◆ To do:
Lift out all lines below that contain "septembre".

(begin)

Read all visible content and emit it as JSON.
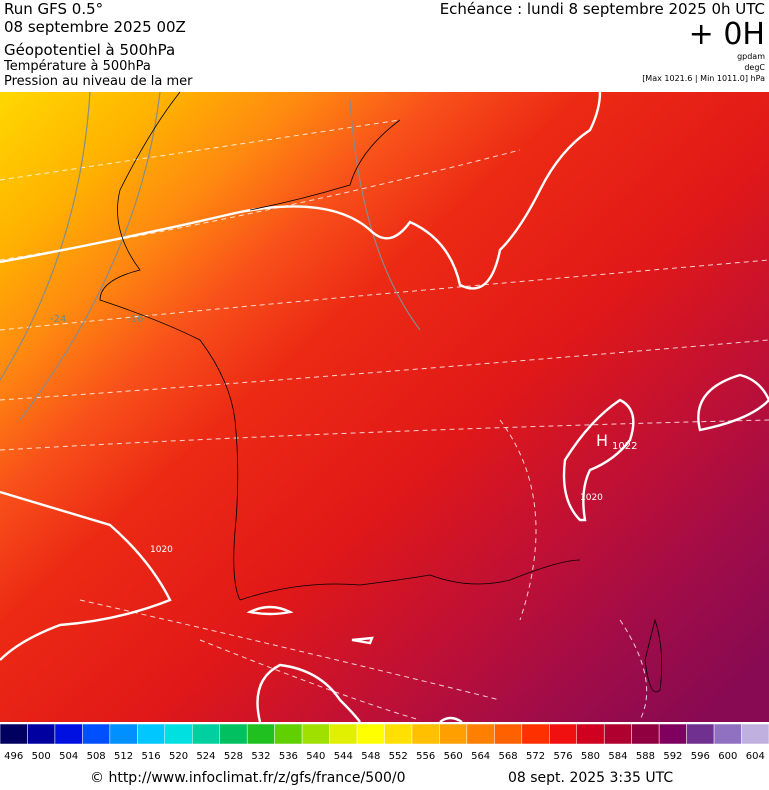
{
  "header": {
    "run": "Run GFS 0.5°",
    "date": "08 septembre 2025 00Z",
    "field1": "Géopotentiel à 500hPa",
    "field2": "Température à 500hPa",
    "field3": "Pression au niveau de la mer",
    "echeance": "Echéance : lundi 8 septembre 2025 0h UTC",
    "offset": "+ 0H",
    "unit1": "gpdam",
    "unit2": "degC",
    "range": "[Max 1021.6 | Min 1011.0] hPa"
  },
  "map": {
    "labels": [
      "H",
      "1022",
      "1020",
      "1020",
      "-24",
      "-16"
    ]
  },
  "colorbar": {
    "labels": [
      496,
      500,
      504,
      508,
      512,
      516,
      520,
      524,
      528,
      532,
      536,
      540,
      544,
      548,
      552,
      556,
      560,
      564,
      568,
      572,
      576,
      580,
      584,
      588,
      592,
      596,
      600,
      604
    ],
    "colors": [
      "#000060",
      "#0000a0",
      "#0010e0",
      "#0050ff",
      "#0090ff",
      "#00c8ff",
      "#00e0e0",
      "#00d0a0",
      "#00c060",
      "#20c020",
      "#60d000",
      "#a0e000",
      "#e0f000",
      "#ffff00",
      "#ffe000",
      "#ffc000",
      "#ffa000",
      "#ff8000",
      "#ff6000",
      "#ff3000",
      "#f01010",
      "#d00020",
      "#b00030",
      "#900040",
      "#800060",
      "#703090",
      "#9070c0",
      "#c0b0e0"
    ]
  },
  "footer": {
    "url": "© http://www.infoclimat.fr/z/gfs/france/500/0",
    "time": "08 sept. 2025  3:35 UTC"
  }
}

(end)

◆ Response to this task:
    "date": "08 septembre 2025 00Z",
    "echeance": "Echéance : lundi 8 septembre 2025 0h UTC",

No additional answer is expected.